▸ **Exercícios a resolver**
1. Segundo a entrevista, em que data decorreram as provas para a Guildhall School, em Londres?
2. Traduza para inglês esta frase da entrevista: «Gosto da ideia de poder viajar, conhecer culturas e técnicas diferentes, penso que isso me tornará uma instrumentista melhor e mais completa.»

▸ **Excerto do documento**
----
P – Como foi estudar viola d’arco para o Royal Welsh College of Music and Drama, de Cardiff, na País de Gales?
R – Foi de facto fruto de uma situação inesperada… Fiz provas para a Guildhall School, na qual fui aceite, em Londres no dia 27 de novembro de 2017 para ingressar no ensino superior no ano letivo seguinte. No entanto, ainda no aeroporto de Londres fui informada de que, naquela semana, realizar-se-ia um masterclass em Castelo Branco com uma professora de Cardiff. Decidi ir e nesse masterclass a minha agora professora Dorothea Vogel perguntou-me se quereria ir estudar com ela para Cardiff. Pensei que fosse uma piada, mas no dia seguinte já tinha um email do diretor de Departamento de Cordas a dizer os passos que tinha de fazer para ingressar na escola. Assim fiz, e fui aceite na Royal Welsh College of Music and Drama com uma bolsa de mérito.
P – Como estão a correr os estudos? O que pretende fazer a seguir?
R – Felizmente os estudos correm bastante bem. Continuo a esforçar-me ao máximo para poder obter os melhores resultados. Após terminar a licenciatura gostava muito de prosseguir com os estudos e fazer um mestrado em ensino ou em performance noutro país europeu. Gosto da ideia de poder viajar, conhecer culturas e técnicas diferentes, penso que isso me tornará uma instrumentista melhor e mais completa.
P – Espera regressar a Portugal como instrumentista profissional, ou está fora de questão?
R – É difícil dizer… Definitivamente gostava imenso de regressar a Portugal um dia e poder fazer a diferença no mundo da musica cá. Portugal tem vindo a fazer grandes progressos no que toca à valorização das artes, mas há ainda um longo caminho a percorrer e eu gostava de ser parte desse caminho. Mas para já, penso que é ainda cedo para dizer com certeza o que vai acontecer no futuro, tanto posso voltar após os meus estudos, como posso também ficar por lá, ou por outro país.
----
Registos de anotação de regiões
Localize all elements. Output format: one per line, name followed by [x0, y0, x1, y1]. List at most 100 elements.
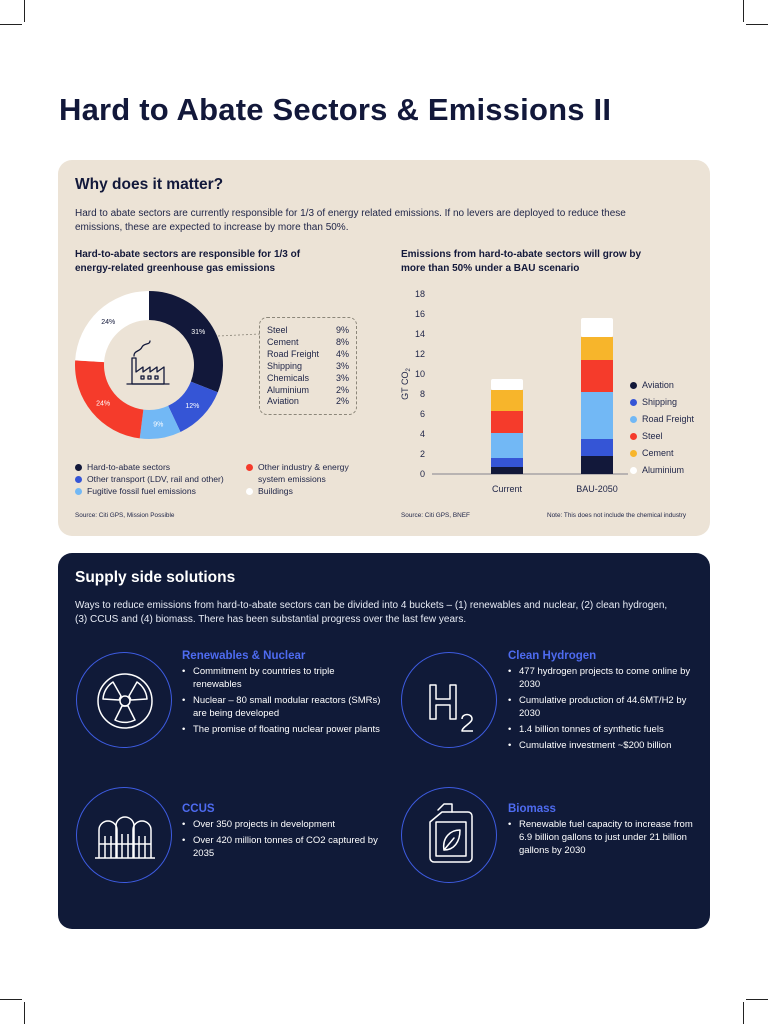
donut-slice-label: 31%	[191, 329, 205, 336]
y-tick-label: 6	[420, 409, 425, 419]
why-it-matters-panel: Why does it matter? Hard to abate sector…	[58, 160, 710, 536]
bar-segment	[491, 458, 523, 467]
supply-intro: Ways to reduce emissions from hard-to-ab…	[75, 600, 668, 625]
breakdown-row: Chemicals 3%	[267, 372, 349, 383]
clean-hydrogen-section: Clean Hydrogen 477 hydrogen projects to …	[508, 650, 708, 755]
bar-legend-item: Cement	[630, 448, 674, 459]
bullet-item: Cumulative investment ~$200 billion	[508, 739, 708, 752]
section-title: CCUS	[182, 803, 215, 815]
biofuel-can-icon	[429, 803, 473, 863]
y-tick-label: 0	[420, 469, 425, 479]
donut-source: Source: Citi GPS, Mission Possible	[75, 512, 175, 519]
donut-slice	[139, 405, 181, 439]
y-tick-label: 2	[420, 449, 425, 459]
bullet-item: 1.4 billion tonnes of synthetic fuels	[508, 723, 708, 736]
y-tick-label: 14	[415, 329, 425, 339]
hydrogen-icon	[429, 684, 473, 732]
donut-legend-item: Fugitive fossil fuel emissions	[75, 485, 196, 497]
x-tick-label: Current	[492, 484, 523, 494]
supply-side-panel: Supply side solutions Ways to reduce emi…	[58, 553, 710, 929]
factory-icon	[126, 340, 170, 385]
bar-chart-title: Emissions from hard-to-abate sectors wil…	[401, 249, 642, 274]
donut-slice	[74, 360, 144, 439]
crop-mark	[0, 999, 22, 1000]
why-intro: Hard to abate sectors are currently resp…	[75, 208, 626, 233]
bar-chart: 0 2 4 6 8 10 12 14 16 18 GT CO2 Current BAU-2050	[400, 289, 628, 494]
bullet-item: The promise of floating nuclear power pl…	[182, 723, 382, 736]
bar-segment	[581, 337, 613, 360]
breakdown-row: Aviation 2%	[267, 396, 349, 407]
section-title: Biomass	[508, 803, 556, 815]
bar-segment	[491, 411, 523, 433]
bullet-item: Over 350 projects in development	[182, 818, 382, 831]
y-axis-label: GT CO2	[400, 368, 412, 400]
bullet-item: Commitment by countries to triple renewa…	[182, 665, 382, 691]
bar-segment	[581, 318, 613, 337]
bar-legend-item: Aluminium	[630, 465, 684, 476]
y-tick-label: 18	[415, 289, 425, 299]
callout-connector	[218, 333, 261, 337]
bar-segment	[581, 456, 613, 474]
bar-segment	[491, 467, 523, 474]
renewables-nuclear-badge	[76, 652, 172, 748]
breakdown-row: Road Freight 4%	[267, 348, 349, 359]
biomass-badge	[401, 787, 497, 883]
bar-segment	[491, 433, 523, 458]
donut-slice-label: 9%	[153, 421, 163, 428]
donut-slice-label: 24%	[101, 319, 115, 326]
y-tick-label: 8	[420, 389, 425, 399]
breakdown-row: Steel 9%	[267, 325, 349, 335]
crop-mark	[0, 24, 22, 25]
crop-mark	[24, 0, 25, 22]
donut-slice	[75, 291, 149, 363]
bar-legend-item: Aviation	[630, 380, 674, 391]
section-title: Renewables & Nuclear	[182, 650, 306, 662]
breakdown-row: Shipping 3%	[267, 360, 349, 371]
donut-legend-item: Other transport (LDV, rail and other)	[75, 473, 224, 485]
donut-slice-label: 24%	[96, 400, 110, 407]
y-tick-label: 16	[415, 309, 425, 319]
bullet-item: Cumulative production of 44.6MT/H2 by 20…	[508, 694, 708, 720]
y-tick-label: 10	[415, 369, 425, 379]
biomass-section: Biomass Renewable fuel capacity to incre…	[508, 803, 708, 860]
donut-chart: 31% 12% 9% 24% 24%	[74, 291, 224, 439]
renewables-nuclear-section: Renewables & Nuclear Commitment by count…	[182, 650, 382, 739]
why-heading: Why does it matter?	[75, 176, 224, 193]
clean-hydrogen-badge	[401, 652, 497, 748]
bar-segment	[581, 360, 613, 392]
crop-mark	[24, 1002, 25, 1024]
y-tick-label: 4	[420, 429, 425, 439]
bullet-item: Over 420 million tonnes of CO2 captured …	[182, 834, 382, 860]
radiation-icon	[97, 673, 153, 729]
page-title: Hard to Abate Sectors & Emissions II	[59, 92, 612, 127]
section-title: Clean Hydrogen	[508, 650, 597, 662]
bullet-item: Nuclear – 80 small modular reactors (SMR…	[182, 694, 382, 720]
ccus-section: CCUS Over 350 projects in development Ov…	[182, 803, 382, 863]
ccus-badge	[76, 787, 172, 883]
donut-slice-label: 12%	[185, 403, 199, 410]
bar-source: Source: Citi GPS, BNEF	[401, 512, 470, 519]
storage-tanks-icon	[95, 816, 155, 859]
y-tick-label: 12	[415, 349, 425, 359]
donut-legend-item: Hard-to-abate sectors	[75, 461, 170, 473]
bar-legend-item: Shipping	[630, 397, 677, 408]
donut-legend-item: Other industry & energy system emissions	[246, 461, 349, 485]
crop-mark	[743, 1002, 744, 1024]
bar-note: Note: This does not include the chemical…	[547, 512, 687, 519]
donut-legend-item: Buildings	[246, 485, 293, 497]
bar-segment	[491, 390, 523, 411]
breakdown-row: Aluminium 2%	[267, 384, 349, 395]
crop-mark	[746, 999, 768, 1000]
bar-legend-item: Steel	[630, 431, 663, 442]
breakdown-row: Cement 8%	[267, 336, 349, 347]
bullet-item: 477 hydrogen projects to come online by …	[508, 665, 708, 691]
donut-slice	[149, 291, 224, 393]
donut-slice	[168, 381, 218, 432]
bar-segment	[491, 379, 523, 390]
donut-chart-title: Hard-to-abate sectors are responsible fo…	[75, 249, 301, 274]
hard-to-abate-breakdown: Steel 9% Cement 8% Road Freight 4% Shipping…	[259, 317, 357, 415]
bar-legend-item: Road Freight	[630, 414, 694, 425]
crop-mark	[746, 24, 768, 25]
bar-segment	[581, 439, 613, 456]
supply-heading: Supply side solutions	[75, 569, 236, 586]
----
▸ **Respostas**
1. A 27 de novembro de 2017.

2. I like the idea of being able to travel and get to know different cultures and techniques; I think that will make me a better and more well-rounded instrumentalist.